■ MATERIAL SUPPLIED ■
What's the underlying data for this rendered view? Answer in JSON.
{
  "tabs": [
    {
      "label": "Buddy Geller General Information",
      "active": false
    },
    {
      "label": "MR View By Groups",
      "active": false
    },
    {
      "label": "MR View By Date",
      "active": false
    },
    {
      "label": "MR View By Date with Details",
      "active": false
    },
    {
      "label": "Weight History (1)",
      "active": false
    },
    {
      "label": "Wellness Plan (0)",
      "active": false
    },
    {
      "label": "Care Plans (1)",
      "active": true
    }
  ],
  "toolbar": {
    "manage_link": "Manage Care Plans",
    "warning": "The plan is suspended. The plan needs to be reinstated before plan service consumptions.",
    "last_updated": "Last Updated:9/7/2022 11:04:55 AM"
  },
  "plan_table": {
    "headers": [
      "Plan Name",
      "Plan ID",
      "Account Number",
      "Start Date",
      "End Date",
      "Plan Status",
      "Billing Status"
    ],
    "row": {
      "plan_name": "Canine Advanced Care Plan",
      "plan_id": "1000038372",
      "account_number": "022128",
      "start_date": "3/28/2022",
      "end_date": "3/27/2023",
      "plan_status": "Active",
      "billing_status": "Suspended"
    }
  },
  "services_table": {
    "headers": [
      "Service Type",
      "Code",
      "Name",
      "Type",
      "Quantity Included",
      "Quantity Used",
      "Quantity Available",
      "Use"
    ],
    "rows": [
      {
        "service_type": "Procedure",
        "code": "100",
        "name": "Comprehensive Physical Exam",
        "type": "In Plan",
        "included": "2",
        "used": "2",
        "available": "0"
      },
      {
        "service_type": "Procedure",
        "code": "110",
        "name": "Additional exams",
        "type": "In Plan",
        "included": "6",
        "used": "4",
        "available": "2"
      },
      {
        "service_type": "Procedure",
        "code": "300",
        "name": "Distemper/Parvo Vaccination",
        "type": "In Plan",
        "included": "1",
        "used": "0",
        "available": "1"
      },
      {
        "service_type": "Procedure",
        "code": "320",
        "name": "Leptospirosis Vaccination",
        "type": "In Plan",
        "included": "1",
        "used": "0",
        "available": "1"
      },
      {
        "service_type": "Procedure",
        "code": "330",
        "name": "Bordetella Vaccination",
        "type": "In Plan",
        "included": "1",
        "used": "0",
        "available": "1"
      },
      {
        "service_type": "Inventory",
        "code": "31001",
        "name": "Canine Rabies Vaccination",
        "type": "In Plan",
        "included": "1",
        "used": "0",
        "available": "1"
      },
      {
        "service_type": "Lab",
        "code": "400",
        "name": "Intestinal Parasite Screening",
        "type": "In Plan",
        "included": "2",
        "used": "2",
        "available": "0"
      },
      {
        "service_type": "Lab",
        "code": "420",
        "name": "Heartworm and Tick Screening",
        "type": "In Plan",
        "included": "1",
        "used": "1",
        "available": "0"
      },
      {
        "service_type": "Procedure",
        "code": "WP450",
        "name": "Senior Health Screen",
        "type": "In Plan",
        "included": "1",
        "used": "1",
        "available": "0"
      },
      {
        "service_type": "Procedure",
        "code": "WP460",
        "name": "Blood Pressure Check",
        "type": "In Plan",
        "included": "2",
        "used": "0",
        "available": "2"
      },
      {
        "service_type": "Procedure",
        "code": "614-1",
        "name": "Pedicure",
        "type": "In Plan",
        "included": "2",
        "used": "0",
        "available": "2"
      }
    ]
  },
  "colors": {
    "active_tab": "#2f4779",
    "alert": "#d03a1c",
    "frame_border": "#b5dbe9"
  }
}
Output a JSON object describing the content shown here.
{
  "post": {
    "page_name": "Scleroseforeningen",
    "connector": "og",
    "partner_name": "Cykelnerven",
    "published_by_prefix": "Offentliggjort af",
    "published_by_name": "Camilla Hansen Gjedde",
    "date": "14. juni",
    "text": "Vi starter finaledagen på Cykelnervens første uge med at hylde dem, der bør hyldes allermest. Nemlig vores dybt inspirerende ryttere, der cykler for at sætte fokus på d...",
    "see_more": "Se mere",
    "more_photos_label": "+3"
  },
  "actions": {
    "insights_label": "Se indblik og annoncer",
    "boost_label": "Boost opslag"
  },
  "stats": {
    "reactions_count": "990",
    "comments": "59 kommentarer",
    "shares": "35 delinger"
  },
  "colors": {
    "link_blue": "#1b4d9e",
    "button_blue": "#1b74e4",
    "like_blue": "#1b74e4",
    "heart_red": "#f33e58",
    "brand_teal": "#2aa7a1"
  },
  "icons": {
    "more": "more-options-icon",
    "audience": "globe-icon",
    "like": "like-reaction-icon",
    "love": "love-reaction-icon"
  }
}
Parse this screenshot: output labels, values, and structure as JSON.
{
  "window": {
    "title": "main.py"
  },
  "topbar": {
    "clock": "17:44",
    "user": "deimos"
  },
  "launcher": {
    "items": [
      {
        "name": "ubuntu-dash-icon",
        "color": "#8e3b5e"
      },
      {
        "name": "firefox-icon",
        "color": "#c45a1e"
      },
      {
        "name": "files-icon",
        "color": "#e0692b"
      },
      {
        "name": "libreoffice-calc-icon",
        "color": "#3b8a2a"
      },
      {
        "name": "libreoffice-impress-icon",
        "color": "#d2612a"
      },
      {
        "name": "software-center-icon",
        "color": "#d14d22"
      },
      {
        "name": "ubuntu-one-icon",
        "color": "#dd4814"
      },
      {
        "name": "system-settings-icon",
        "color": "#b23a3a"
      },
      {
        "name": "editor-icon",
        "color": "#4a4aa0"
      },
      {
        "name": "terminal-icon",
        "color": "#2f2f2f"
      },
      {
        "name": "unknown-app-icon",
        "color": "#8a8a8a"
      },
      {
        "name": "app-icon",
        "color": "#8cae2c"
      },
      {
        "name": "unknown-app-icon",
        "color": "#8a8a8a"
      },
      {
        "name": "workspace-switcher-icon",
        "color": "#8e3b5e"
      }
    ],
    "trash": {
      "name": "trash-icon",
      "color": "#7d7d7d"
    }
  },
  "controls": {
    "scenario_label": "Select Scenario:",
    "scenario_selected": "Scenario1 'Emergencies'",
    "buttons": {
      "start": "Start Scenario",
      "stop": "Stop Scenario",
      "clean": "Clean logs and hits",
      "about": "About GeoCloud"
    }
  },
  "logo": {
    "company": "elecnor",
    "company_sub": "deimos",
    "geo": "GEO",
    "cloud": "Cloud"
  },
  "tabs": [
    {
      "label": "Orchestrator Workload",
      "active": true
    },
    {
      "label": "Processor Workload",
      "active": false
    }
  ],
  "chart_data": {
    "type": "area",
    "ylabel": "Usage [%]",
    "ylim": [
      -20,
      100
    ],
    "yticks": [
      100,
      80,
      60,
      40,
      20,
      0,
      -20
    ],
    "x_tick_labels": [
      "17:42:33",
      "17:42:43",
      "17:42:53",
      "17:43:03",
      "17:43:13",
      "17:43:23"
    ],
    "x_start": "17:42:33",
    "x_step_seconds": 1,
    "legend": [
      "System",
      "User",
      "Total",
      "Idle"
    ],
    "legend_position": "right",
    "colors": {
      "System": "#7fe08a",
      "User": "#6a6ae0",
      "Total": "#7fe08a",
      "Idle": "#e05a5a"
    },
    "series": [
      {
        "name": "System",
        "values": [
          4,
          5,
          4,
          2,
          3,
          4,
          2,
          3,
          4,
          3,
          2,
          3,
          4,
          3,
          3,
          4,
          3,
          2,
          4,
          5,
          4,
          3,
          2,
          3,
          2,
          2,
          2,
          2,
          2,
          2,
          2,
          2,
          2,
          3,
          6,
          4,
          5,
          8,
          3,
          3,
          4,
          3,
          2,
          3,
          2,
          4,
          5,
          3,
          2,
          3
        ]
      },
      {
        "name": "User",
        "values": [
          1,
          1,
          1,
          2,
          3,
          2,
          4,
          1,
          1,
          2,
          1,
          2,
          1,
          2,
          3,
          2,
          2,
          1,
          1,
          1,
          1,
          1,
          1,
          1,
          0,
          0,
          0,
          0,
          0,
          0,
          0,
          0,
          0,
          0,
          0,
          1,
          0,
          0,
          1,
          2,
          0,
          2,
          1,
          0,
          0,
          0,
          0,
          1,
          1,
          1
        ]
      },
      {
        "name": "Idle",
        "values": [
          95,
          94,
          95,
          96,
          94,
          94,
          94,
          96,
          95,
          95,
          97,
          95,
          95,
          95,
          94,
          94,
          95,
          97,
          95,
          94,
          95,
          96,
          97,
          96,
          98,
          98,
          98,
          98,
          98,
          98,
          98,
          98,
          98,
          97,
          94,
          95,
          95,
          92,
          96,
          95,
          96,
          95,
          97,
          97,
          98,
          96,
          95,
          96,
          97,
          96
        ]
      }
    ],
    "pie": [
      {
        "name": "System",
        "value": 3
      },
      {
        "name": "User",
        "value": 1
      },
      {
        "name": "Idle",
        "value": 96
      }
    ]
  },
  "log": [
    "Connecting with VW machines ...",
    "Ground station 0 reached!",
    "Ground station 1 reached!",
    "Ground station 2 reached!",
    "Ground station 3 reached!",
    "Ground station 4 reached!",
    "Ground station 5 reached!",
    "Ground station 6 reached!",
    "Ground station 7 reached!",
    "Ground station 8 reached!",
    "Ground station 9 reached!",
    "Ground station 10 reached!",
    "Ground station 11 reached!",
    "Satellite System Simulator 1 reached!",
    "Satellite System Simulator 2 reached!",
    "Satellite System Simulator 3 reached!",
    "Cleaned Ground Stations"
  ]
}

■ THE EXERCISE ■
For the listing above, identify each line bearing "libreoffice".

■ COMPLETE ANSWER ■
        "name": "libreoffice-calc-icon",
        "name": "libreoffice-impress-icon",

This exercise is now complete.